- **Aim of the task**
Repeat every record below exactly, but leave out any pictures.

- **The data**
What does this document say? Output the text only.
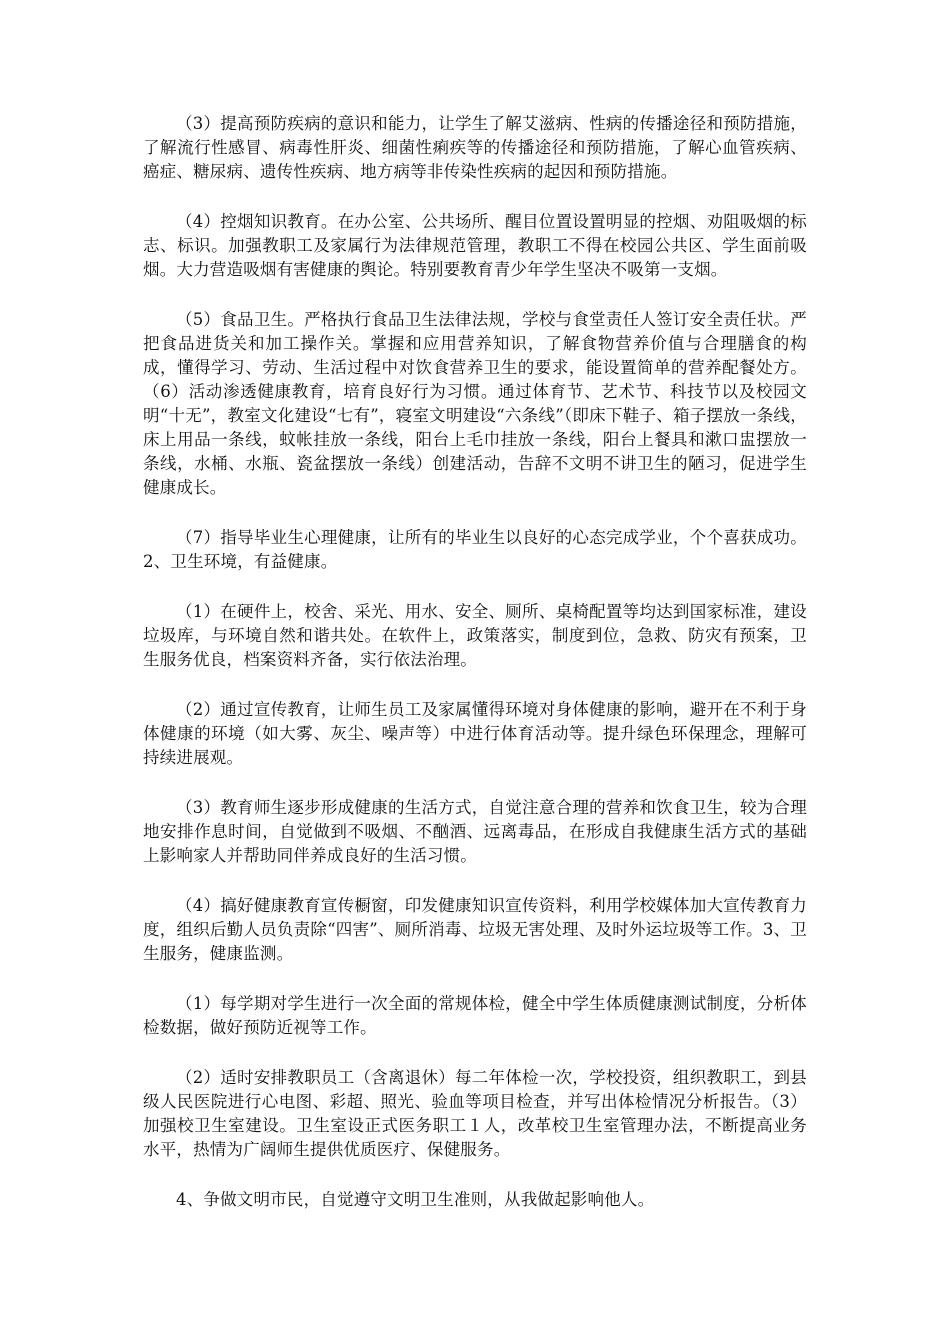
（3）提高预防疾病的意识和能力，让学生了解艾滋病、性病的传播途径和预防措施，了解流行性感冒、病毒性肝炎、细菌性痢疾等的传播途径和预防措施，了解心血管疾病、癌症、糖尿病、遗传性疾病、地方病等非传染性疾病的起因和预防措施。

（4）控烟知识教育。在办公室、公共场所、醒目位置设置明显的控烟、劝阻吸烟的标志、标识。加强教职工及家属行为法律规范管理，教职工不得在校园公共区、学生面前吸烟。大力营造吸烟有害健康的舆论。特别要教育青少年学生坚决不吸第一支烟。

（5）食品卫生。严格执行食品卫生法律法规，学校与食堂责任人签订安全责任状。严把食品进货关和加工操作关。掌握和应用营养知识，了解食物营养价值与合理膳食的构成，懂得学习、劳动、生活过程中对饮食营养卫生的要求，能设置简单的营养配餐处方。（6）活动渗透健康教育，培育良好行为习惯。通过体育节、艺术节、科技节以及校园文明“十无”，教室文化建设“七有”，寝室文明建设“六条线”（即床下鞋子、箱子摆放一条线，床上用品一条线，蚊帐挂放一条线，阳台上毛巾挂放一条线，阳台上餐具和漱口盅摆放一条线，水桶、水瓶、瓷盆摆放一条线）创建活动，告辞不文明不讲卫生的陋习，促进学生健康成长。

（7）指导毕业生心理健康，让所有的毕业生以良好的心态完成学业，个个喜获成功。2、卫生环境，有益健康。

（1）在硬件上，校舍、采光、用水、安全、厕所、桌椅配置等均达到国家标准，建设垃圾库，与环境自然和谐共处。在软件上，政策落实，制度到位，急救、防灾有预案，卫生服务优良，档案资料齐备，实行依法治理。

（2）通过宣传教育，让师生员工及家属懂得环境对身体健康的影响，避开在不利于身体健康的环境（如大雾、灰尘、噪声等）中进行体育活动等。提升绿色环保理念，理解可持续进展观。

（3）教育师生逐步形成健康的生活方式，自觉注意合理的营养和饮食卫生，较为合理地安排作息时间，自觉做到不吸烟、不酗酒、远离毒品，在形成自我健康生活方式的基础上影响家人并帮助同伴养成良好的生活习惯。

（4）搞好健康教育宣传橱窗，印发健康知识宣传资料，利用学校媒体加大宣传教育力度，组织后勤人员负责除“四害”、厕所消毒、垃圾无害处理、及时外运垃圾等工作。3、卫生服务，健康监测。

（1）每学期对学生进行一次全面的常规体检，健全中学生体质健康测试制度，分析体检数据，做好预防近视等工作。

（2）适时安排教职员工（含离退休）每二年体检一次，学校投资，组织教职工，到县级人民医院进行心电图、彩超、照光、验血等项目检查，并写出体检情况分析报告。（3）加强校卫生室建设。卫生室设正式医务职工１人，改革校卫生室管理办法，不断提高业务水平，热情为广阔师生提供优质医疗、保健服务。

4、争做文明市民，自觉遵守文明卫生准则，从我做起影响他人。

- **Exercise solution**
What does this document say? Output the text only.
（3）提高预防疾病的意识和能力，让学生了解艾滋病、性病的传播途径和预防措施，了解流行性感冒、病毒性肝炎、细菌性痢疾等的传播途径和预防措施，了解心血管疾病、癌症、糖尿病、遗传性疾病、地方病等非传染性疾病的起因和预防措施。

（4）控烟知识教育。在办公室、公共场所、醒目位置设置明显的控烟、劝阻吸烟的标志、标识。加强教职工及家属行为法律规范管理，教职工不得在校园公共区、学生面前吸烟。大力营造吸烟有害健康的舆论。特别要教育青少年学生坚决不吸第一支烟。

（5）食品卫生。严格执行食品卫生法律法规，学校与食堂责任人签订安全责任状。严把食品进货关和加工操作关。掌握和应用营养知识，了解食物营养价值与合理膳食的构成，懂得学习、劳动、生活过程中对饮食营养卫生的要求，能设置简单的营养配餐处方。（6）活动渗透健康教育，培育良好行为习惯。通过体育节、艺术节、科技节以及校园文明“十无”，教室文化建设“七有”，寝室文明建设“六条线”（即床下鞋子、箱子摆放一条线，床上用品一条线，蚊帐挂放一条线，阳台上毛巾挂放一条线，阳台上餐具和漱口盅摆放一条线，水桶、水瓶、瓷盆摆放一条线）创建活动，告辞不文明不讲卫生的陋习，促进学生健康成长。

（7）指导毕业生心理健康，让所有的毕业生以良好的心态完成学业，个个喜获成功。2、卫生环境，有益健康。

（1）在硬件上，校舍、采光、用水、安全、厕所、桌椅配置等均达到国家标准，建设垃圾库，与环境自然和谐共处。在软件上，政策落实，制度到位，急救、防灾有预案，卫生服务优良，档案资料齐备，实行依法治理。

（2）通过宣传教育，让师生员工及家属懂得环境对身体健康的影响，避开在不利于身体健康的环境（如大雾、灰尘、噪声等）中进行体育活动等。提升绿色环保理念，理解可持续进展观。

（3）教育师生逐步形成健康的生活方式，自觉注意合理的营养和饮食卫生，较为合理地安排作息时间，自觉做到不吸烟、不酗酒、远离毒品，在形成自我健康生活方式的基础上影响家人并帮助同伴养成良好的生活习惯。

（4）搞好健康教育宣传橱窗，印发健康知识宣传资料，利用学校媒体加大宣传教育力度，组织后勤人员负责除“四害”、厕所消毒、垃圾无害处理、及时外运垃圾等工作。3、卫生服务，健康监测。

（1）每学期对学生进行一次全面的常规体检，健全中学生体质健康测试制度，分析体检数据，做好预防近视等工作。

（2）适时安排教职员工（含离退休）每二年体检一次，学校投资，组织教职工，到县级人民医院进行心电图、彩超、照光、验血等项目检查，并写出体检情况分析报告。（3）加强校卫生室建设。卫生室设正式医务职工１人，改革校卫生室管理办法，不断提高业务水平，热情为广阔师生提供优质医疗、保健服务。

4、争做文明市民，自觉遵守文明卫生准则，从我做起影响他人。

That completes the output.